(Box coordinate lists)
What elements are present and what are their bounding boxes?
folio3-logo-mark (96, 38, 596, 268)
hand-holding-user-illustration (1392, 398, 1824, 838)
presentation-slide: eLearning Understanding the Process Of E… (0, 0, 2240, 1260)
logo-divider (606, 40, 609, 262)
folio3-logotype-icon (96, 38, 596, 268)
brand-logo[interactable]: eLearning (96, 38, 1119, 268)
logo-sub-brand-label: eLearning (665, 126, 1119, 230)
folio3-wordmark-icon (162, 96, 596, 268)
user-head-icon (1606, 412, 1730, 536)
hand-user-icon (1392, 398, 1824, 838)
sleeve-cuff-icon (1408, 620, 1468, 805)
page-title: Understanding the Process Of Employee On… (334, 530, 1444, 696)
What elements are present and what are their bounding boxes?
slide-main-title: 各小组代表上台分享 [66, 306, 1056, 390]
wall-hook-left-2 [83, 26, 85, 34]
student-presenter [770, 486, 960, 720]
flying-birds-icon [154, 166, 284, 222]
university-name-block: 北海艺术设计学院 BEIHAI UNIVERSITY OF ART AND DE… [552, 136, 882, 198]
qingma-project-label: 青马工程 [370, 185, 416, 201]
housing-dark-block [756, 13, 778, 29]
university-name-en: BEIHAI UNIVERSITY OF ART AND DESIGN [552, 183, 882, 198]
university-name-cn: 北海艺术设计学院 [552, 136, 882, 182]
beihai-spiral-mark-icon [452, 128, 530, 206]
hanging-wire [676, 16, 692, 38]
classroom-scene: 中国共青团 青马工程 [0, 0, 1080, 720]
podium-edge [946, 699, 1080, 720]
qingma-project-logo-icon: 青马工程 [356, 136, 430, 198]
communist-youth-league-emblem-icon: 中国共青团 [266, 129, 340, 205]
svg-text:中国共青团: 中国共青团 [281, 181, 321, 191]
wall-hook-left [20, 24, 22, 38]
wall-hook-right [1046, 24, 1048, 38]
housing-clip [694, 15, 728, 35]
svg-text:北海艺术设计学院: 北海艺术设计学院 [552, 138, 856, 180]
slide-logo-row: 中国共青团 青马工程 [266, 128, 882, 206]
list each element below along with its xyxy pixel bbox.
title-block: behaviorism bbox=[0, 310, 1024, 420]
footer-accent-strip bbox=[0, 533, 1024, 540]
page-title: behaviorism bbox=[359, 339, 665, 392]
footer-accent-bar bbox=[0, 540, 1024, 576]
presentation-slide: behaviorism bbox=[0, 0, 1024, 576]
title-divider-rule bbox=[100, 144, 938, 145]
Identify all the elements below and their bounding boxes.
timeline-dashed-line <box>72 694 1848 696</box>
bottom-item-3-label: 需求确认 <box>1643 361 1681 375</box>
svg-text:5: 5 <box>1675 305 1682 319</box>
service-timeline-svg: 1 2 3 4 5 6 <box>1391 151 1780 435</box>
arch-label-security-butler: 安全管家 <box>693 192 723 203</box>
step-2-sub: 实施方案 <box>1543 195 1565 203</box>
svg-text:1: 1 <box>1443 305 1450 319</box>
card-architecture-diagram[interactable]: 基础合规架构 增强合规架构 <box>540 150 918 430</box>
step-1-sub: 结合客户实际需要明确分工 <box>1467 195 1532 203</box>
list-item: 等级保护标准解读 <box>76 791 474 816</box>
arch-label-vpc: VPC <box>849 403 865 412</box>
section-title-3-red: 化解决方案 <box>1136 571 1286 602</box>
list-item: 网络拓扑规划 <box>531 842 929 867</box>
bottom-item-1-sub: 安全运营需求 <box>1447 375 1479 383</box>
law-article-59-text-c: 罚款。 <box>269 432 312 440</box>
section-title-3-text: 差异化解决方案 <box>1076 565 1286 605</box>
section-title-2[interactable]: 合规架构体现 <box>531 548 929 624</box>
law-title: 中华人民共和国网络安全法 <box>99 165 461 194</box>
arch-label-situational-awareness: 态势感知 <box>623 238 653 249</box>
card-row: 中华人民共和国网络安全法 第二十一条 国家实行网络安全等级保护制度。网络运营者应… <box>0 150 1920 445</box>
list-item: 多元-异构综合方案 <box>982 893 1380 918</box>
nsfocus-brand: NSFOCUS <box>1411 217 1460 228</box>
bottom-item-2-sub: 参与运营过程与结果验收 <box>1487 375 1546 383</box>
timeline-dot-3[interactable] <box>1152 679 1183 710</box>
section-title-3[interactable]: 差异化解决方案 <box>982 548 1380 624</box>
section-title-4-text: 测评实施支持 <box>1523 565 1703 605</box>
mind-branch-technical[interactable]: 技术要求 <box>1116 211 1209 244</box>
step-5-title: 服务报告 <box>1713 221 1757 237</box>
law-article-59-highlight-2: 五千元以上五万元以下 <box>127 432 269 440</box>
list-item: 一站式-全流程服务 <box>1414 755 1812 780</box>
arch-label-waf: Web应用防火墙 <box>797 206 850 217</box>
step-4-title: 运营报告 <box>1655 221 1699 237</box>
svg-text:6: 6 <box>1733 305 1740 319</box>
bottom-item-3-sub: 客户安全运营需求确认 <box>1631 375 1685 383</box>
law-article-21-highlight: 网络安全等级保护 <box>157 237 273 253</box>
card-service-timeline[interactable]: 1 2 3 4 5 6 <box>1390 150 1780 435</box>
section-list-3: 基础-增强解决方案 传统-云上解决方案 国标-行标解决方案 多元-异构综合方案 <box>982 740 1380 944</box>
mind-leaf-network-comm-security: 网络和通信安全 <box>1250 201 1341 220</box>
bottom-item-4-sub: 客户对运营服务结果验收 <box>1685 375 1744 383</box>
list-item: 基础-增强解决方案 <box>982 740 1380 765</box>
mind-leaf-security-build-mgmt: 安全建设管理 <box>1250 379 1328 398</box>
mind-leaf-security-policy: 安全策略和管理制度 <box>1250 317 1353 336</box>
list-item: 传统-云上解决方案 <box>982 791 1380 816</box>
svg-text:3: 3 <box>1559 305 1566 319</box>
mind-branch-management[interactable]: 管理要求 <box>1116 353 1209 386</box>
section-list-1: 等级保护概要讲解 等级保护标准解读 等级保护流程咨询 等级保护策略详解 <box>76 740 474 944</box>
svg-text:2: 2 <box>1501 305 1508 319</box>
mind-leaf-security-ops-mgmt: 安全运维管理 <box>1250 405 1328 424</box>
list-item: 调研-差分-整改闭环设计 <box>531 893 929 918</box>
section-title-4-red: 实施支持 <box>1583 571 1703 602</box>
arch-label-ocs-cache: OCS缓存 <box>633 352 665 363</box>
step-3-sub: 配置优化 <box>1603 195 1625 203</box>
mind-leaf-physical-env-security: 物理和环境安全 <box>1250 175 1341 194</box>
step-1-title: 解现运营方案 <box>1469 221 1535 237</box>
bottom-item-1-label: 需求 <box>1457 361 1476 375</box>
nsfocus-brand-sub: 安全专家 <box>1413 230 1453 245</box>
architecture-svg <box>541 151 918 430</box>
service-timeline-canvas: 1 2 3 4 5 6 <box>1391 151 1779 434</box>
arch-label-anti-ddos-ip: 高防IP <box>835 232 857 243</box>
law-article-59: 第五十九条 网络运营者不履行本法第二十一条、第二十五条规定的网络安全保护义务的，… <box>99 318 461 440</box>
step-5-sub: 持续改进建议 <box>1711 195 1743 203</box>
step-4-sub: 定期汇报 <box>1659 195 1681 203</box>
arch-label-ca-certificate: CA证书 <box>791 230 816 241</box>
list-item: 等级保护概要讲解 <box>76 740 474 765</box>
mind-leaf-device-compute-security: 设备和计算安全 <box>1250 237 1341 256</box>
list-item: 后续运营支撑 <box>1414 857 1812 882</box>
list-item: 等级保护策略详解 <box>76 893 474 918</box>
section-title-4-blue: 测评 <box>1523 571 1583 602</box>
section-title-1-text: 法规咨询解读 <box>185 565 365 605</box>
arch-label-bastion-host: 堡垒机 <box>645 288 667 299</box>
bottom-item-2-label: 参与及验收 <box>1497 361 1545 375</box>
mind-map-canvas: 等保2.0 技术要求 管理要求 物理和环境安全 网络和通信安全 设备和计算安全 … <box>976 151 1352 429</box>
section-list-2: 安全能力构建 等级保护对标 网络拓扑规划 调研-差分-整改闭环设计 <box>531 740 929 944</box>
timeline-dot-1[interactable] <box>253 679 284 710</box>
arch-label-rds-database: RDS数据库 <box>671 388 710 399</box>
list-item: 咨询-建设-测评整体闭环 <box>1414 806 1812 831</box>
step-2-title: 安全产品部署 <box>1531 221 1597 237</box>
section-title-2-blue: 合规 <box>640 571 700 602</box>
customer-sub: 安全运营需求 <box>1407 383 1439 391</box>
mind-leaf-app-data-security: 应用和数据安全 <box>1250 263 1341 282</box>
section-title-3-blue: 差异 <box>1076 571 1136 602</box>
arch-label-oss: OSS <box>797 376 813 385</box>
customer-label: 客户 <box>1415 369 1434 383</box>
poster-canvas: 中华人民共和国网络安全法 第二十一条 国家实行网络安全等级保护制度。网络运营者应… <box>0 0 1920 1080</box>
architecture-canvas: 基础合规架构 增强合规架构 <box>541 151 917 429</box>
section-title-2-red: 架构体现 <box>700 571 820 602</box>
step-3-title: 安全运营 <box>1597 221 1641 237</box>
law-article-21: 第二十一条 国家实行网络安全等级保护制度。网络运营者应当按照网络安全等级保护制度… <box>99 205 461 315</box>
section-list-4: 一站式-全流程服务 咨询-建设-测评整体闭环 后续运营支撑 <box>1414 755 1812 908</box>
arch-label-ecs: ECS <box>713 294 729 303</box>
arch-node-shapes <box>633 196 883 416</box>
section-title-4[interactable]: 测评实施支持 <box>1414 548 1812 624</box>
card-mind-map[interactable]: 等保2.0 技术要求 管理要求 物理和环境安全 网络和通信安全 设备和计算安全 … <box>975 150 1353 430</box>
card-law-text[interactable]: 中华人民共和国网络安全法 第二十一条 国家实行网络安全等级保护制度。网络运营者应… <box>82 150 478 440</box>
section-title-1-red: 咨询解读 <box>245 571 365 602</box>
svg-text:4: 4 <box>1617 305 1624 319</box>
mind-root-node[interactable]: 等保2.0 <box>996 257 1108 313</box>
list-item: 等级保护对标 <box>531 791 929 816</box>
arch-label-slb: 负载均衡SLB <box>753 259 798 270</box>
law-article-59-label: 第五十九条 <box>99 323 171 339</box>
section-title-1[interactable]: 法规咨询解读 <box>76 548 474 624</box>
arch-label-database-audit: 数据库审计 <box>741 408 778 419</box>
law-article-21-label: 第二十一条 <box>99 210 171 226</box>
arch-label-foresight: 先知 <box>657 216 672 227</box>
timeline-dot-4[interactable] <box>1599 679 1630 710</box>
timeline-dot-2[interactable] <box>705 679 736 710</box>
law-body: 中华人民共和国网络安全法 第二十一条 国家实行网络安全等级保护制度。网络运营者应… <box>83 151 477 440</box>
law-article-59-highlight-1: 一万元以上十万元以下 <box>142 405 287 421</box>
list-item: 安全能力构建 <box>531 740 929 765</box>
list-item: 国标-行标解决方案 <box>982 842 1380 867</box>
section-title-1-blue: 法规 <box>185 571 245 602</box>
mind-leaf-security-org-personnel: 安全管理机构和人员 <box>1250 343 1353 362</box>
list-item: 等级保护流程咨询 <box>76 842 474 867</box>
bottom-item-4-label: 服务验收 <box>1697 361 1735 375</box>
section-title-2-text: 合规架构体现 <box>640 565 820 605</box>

Task prompt:
Copy out, word for word, every line from the start of the lines through the line containing "list each element", inclusive.

Result for this task:
What elements are present and what are their bounding boxes?
folio3-logo-mark (96, 38, 596, 268)
hand-holding-user-illustration (1392, 398, 1824, 838)
presentation-slide: eLearning Understanding the Process Of E… (0, 0, 2240, 1260)
logo-divider (606, 40, 609, 262)
folio3-logotype-icon (96, 38, 596, 268)
brand-logo[interactable]: eLearning (96, 38, 1119, 268)
logo-sub-brand-label: eLearning (665, 126, 1119, 230)
folio3-wordmark-icon (162, 96, 596, 268)
user-head-icon (1606, 412, 1730, 536)
hand-user-icon (1392, 398, 1824, 838)
sleeve-cuff-icon (1408, 620, 1468, 805)
page-title: Understanding the Process Of Employee On… (334, 530, 1444, 696)
What elements are present and what are their bounding boxes?
slide-main-title: 各小组代表上台分享 [66, 306, 1056, 390]
wall-hook-left-2 [83, 26, 85, 34]
student-presenter [770, 486, 960, 720]
flying-birds-icon [154, 166, 284, 222]
university-name-block: 北海艺术设计学院 BEIHAI UNIVERSITY OF ART AND DE… [552, 136, 882, 198]
qingma-project-label: 青马工程 [370, 185, 416, 201]
housing-dark-block [756, 13, 778, 29]
university-name-en: BEIHAI UNIVERSITY OF ART AND DESIGN [552, 183, 882, 198]
university-name-cn: 北海艺术设计学院 [552, 136, 882, 182]
beihai-spiral-mark-icon [452, 128, 530, 206]
hanging-wire [676, 16, 692, 38]
classroom-scene: 中国共青团 青马工程 [0, 0, 1080, 720]
podium-edge [946, 699, 1080, 720]
qingma-project-logo-icon: 青马工程 [356, 136, 430, 198]
communist-youth-league-emblem-icon: 中国共青团 [266, 129, 340, 205]
svg-text:中国共青团: 中国共青团 [281, 181, 321, 191]
wall-hook-left [20, 24, 22, 38]
wall-hook-right [1046, 24, 1048, 38]
housing-clip [694, 15, 728, 35]
svg-text:北海艺术设计学院: 北海艺术设计学院 [552, 138, 856, 180]
slide-logo-row: 中国共青团 青马工程 [266, 128, 882, 206]
list each element below along with its xyxy pixel bbox.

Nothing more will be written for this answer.